**Material for this exercise**
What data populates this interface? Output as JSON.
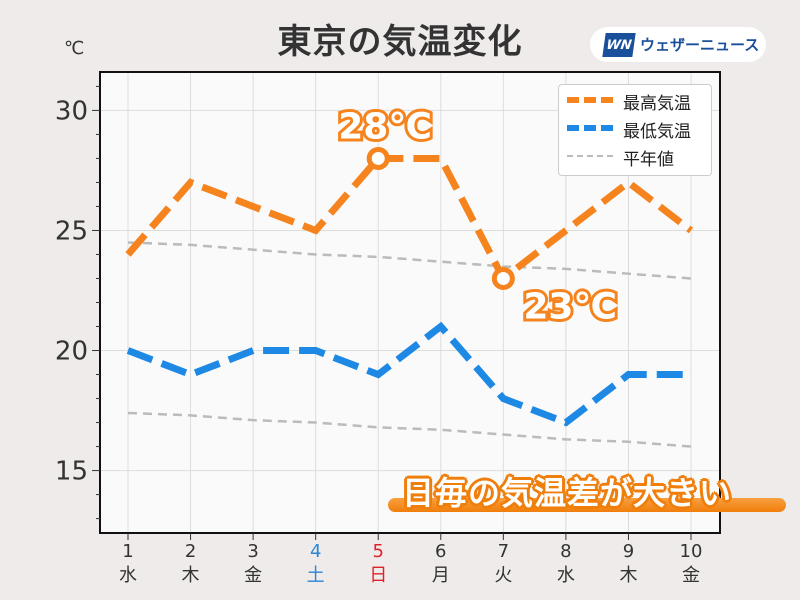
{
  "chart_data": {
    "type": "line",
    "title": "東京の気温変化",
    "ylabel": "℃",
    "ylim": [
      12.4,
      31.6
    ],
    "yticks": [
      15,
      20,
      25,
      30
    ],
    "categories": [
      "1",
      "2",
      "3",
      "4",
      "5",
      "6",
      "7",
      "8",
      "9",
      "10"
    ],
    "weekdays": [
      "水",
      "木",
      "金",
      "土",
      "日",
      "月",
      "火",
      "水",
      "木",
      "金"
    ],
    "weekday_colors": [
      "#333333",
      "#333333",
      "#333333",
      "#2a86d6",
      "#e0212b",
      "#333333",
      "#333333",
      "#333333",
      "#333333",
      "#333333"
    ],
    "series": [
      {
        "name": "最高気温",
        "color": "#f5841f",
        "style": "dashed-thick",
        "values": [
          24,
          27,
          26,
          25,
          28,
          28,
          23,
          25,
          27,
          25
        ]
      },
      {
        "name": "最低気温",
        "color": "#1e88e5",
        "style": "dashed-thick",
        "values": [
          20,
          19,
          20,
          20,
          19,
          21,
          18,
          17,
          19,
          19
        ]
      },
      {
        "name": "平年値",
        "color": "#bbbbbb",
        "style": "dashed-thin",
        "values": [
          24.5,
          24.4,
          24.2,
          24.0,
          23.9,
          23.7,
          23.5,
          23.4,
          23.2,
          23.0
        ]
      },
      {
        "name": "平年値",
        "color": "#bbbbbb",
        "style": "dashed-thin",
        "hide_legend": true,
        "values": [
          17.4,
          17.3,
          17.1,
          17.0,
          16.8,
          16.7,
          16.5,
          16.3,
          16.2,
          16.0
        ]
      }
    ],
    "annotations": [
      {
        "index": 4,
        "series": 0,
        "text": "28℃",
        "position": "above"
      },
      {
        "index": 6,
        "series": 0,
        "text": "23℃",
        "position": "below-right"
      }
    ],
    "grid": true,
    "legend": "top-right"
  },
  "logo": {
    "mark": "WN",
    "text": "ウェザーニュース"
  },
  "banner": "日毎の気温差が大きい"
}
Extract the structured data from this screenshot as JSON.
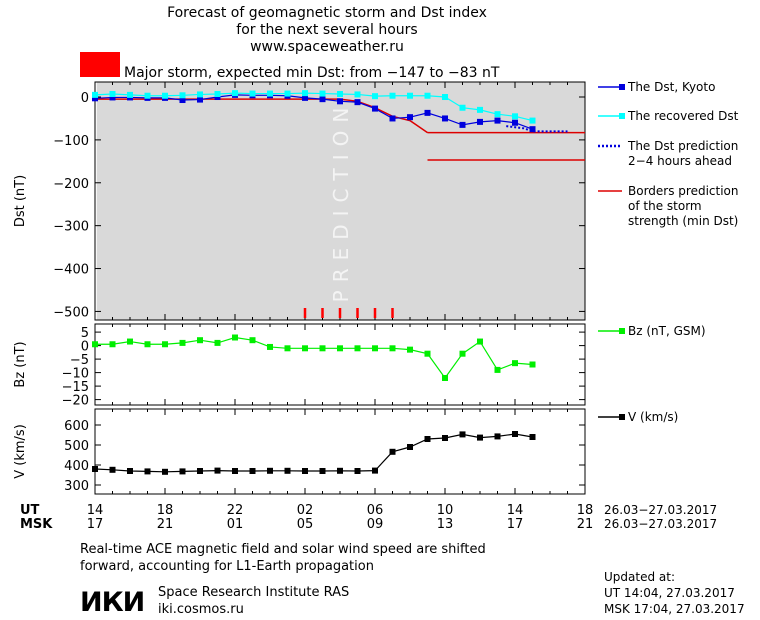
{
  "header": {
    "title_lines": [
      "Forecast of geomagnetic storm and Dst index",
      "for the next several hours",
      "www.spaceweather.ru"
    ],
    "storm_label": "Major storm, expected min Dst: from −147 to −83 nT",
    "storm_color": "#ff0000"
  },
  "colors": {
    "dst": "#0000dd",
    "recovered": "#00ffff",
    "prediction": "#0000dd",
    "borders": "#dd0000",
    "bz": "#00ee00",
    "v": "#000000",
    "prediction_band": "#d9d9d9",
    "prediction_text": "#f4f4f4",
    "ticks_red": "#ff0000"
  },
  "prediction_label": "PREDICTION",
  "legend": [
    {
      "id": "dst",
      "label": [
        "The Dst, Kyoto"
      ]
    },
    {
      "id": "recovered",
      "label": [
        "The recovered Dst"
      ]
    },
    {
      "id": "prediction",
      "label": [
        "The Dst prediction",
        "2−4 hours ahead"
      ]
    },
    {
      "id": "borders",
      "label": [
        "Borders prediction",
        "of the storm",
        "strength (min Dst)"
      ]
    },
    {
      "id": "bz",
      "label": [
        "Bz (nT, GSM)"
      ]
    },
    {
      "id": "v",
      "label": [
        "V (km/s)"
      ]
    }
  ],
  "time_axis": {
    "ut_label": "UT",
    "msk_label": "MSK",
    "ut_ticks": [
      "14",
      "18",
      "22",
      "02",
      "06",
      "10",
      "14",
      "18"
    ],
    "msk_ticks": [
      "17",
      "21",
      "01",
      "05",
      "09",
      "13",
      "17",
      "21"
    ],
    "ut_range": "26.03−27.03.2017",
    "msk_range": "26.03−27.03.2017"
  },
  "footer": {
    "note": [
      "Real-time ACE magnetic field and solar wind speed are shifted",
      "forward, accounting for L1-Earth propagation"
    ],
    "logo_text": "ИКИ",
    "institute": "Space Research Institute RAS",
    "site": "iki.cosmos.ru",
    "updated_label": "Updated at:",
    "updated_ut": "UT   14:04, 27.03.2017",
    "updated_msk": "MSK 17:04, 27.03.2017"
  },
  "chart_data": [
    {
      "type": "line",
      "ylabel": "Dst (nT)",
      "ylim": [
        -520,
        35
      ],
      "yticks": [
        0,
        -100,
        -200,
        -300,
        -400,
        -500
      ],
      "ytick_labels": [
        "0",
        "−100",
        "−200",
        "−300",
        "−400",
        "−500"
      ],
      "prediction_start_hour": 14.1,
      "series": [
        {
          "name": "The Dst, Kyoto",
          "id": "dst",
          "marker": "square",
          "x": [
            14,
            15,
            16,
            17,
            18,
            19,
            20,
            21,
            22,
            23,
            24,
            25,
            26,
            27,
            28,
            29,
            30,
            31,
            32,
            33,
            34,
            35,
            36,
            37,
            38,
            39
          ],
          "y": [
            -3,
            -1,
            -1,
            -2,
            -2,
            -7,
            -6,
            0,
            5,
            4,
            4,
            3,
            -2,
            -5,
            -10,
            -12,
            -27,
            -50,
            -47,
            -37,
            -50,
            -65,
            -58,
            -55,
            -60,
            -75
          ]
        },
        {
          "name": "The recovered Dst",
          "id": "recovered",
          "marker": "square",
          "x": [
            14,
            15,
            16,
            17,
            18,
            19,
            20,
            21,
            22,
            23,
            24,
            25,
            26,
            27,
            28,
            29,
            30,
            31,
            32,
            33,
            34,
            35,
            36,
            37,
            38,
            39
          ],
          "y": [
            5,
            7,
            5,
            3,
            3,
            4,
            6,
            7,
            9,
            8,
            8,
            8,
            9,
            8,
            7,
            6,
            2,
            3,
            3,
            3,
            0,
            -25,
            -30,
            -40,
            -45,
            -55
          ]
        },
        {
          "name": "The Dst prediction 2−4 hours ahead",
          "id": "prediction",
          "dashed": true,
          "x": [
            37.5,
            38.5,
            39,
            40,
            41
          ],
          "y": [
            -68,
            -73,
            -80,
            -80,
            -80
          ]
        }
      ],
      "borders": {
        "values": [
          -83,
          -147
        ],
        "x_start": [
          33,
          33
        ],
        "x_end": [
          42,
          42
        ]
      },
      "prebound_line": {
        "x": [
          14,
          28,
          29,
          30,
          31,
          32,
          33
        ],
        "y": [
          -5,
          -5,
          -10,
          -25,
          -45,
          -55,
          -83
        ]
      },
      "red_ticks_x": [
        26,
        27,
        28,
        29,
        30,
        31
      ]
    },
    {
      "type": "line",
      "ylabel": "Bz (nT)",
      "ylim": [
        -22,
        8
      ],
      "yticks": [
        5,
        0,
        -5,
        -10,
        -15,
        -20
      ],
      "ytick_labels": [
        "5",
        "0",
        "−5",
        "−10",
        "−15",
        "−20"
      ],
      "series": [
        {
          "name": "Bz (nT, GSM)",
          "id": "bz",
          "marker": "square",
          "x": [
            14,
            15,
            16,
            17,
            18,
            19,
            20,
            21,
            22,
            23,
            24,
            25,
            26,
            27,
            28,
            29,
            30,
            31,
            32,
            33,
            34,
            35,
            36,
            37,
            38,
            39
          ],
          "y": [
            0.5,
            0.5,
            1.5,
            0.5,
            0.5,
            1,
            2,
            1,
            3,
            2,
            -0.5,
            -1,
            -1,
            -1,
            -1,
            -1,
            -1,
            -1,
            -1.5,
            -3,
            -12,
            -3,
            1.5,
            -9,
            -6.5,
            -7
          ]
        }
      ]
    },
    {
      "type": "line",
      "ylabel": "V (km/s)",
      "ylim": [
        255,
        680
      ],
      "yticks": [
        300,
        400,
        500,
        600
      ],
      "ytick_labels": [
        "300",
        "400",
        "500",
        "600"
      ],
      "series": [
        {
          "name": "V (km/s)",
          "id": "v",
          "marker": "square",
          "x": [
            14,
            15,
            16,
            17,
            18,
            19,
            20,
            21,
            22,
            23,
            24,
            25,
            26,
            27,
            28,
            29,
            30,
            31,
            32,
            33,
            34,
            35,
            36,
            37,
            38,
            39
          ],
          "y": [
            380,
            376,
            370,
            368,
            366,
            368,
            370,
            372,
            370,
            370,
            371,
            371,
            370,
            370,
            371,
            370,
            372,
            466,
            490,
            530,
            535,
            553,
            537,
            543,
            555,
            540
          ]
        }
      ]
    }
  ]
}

**Task description**
Search the data for "true". Copy every matching line.

**Written reply**
        "hide_legend": true,
    "grid": true,
          "dashed": true,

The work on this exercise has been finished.